» **Task details**
Write out the chess pie passage below from "So what exactly" up to and including "a rich affair.", replacing every "chess pie" with "sugar pie".

» **Passage shown**
==================================================

For our first edition of Just Desserts, we decided on a battle between the chess pies of culinary giants Lee Bailey and the late James Beard. We tested pies from both gentlemen. We share our results and a recipe for a hybrid pie.

So what exactly is a chess pie? Interestingly, we were hard put to find a definitive recipe. Evidently, there's little agreement on what a chess pie actually is. Some recipes, like James Beard's, are very lemony, similar in flavor and texture to a lemon bar. Some, like Mr. Bailey's version, are more like a buttermilk pie: smooth, mild, and custardy. Still others had varying amounts of pecans or other nuts, which none of us had ever seen in a chess pie. One tempting recipe looked like a cross between a buttermilk pie and a pecan pie (but since we all agreed chess pie is a nut-free phenomenon, we left that one for another day). The only common component we could find was egg yolks, which means chess pie is always a rich affair.

==================================================

» **Record list**

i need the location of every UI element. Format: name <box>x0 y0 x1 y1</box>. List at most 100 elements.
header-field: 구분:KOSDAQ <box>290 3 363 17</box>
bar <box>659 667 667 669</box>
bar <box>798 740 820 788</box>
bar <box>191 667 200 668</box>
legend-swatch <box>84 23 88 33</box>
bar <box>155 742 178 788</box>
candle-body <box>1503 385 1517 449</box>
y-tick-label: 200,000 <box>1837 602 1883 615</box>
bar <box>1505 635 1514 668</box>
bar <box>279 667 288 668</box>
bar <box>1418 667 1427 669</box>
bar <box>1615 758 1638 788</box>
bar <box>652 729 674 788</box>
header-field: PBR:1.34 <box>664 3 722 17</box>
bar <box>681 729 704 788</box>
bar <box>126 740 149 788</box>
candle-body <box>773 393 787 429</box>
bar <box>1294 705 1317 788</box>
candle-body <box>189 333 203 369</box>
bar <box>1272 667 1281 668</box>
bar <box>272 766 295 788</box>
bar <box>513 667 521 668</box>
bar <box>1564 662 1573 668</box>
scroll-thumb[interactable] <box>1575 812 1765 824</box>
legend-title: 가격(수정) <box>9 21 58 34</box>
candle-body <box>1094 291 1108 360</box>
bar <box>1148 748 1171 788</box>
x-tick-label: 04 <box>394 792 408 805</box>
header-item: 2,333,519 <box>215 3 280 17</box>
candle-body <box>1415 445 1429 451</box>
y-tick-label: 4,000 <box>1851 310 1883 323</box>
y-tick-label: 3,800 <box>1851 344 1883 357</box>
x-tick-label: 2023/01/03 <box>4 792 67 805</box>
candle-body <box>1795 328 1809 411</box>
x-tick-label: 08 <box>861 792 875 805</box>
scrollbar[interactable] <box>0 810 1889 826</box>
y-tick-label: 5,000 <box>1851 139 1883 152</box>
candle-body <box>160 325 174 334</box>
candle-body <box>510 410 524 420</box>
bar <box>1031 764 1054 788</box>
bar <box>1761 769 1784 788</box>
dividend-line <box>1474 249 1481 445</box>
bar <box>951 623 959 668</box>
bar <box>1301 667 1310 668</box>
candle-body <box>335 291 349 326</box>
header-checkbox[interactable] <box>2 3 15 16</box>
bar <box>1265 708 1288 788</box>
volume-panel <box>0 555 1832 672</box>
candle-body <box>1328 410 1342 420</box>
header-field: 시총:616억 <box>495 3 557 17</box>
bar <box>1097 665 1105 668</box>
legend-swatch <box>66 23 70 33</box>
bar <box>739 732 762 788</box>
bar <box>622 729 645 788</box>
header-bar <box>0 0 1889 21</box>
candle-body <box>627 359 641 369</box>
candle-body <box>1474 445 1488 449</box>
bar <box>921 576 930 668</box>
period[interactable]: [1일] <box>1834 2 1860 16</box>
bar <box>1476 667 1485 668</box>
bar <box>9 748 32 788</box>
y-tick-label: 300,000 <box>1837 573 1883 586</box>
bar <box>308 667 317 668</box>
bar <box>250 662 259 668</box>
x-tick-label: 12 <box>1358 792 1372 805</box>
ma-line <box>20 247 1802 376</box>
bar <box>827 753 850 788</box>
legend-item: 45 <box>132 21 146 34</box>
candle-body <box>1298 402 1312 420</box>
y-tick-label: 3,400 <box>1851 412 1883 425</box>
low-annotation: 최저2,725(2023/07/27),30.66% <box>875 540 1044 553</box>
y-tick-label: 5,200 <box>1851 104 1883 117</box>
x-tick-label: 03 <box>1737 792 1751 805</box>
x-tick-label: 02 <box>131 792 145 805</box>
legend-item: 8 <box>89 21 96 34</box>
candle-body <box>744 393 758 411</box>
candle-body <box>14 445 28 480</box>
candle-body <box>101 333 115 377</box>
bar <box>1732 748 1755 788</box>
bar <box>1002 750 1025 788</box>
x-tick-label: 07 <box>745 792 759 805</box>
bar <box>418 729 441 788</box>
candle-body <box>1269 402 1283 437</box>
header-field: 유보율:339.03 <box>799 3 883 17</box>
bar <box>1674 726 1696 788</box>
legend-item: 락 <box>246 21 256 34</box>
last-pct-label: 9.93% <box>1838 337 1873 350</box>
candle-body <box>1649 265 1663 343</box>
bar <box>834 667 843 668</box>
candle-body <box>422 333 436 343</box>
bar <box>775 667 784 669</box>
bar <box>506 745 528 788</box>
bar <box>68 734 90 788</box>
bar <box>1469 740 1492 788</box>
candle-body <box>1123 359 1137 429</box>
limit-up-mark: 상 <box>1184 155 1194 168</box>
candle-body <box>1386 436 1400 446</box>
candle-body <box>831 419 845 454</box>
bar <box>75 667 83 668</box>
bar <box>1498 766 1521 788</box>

==================================================

» **Solution**
So what exactly is a sugar pie? Interestingly, we were hard put to find a definitive recipe. Evidently, there's little agreement on what a sugar pie actually is. Some recipes, like James Beard's, are very lemony, similar in flavor and texture to a lemon bar. Some, like Mr. Bailey's version, are more like a buttermilk pie: smooth, mild, and custardy. Still others had varying amounts of pecans or other nuts, which none of us had ever seen in a sugar pie. One tempting recipe looked like a cross between a buttermilk pie and a pecan pie (but since we all agreed sugar pie is a nut-free phenomenon, we left that one for another day). The only common component we could find was egg yolks, which means sugar pie is always a rich affair.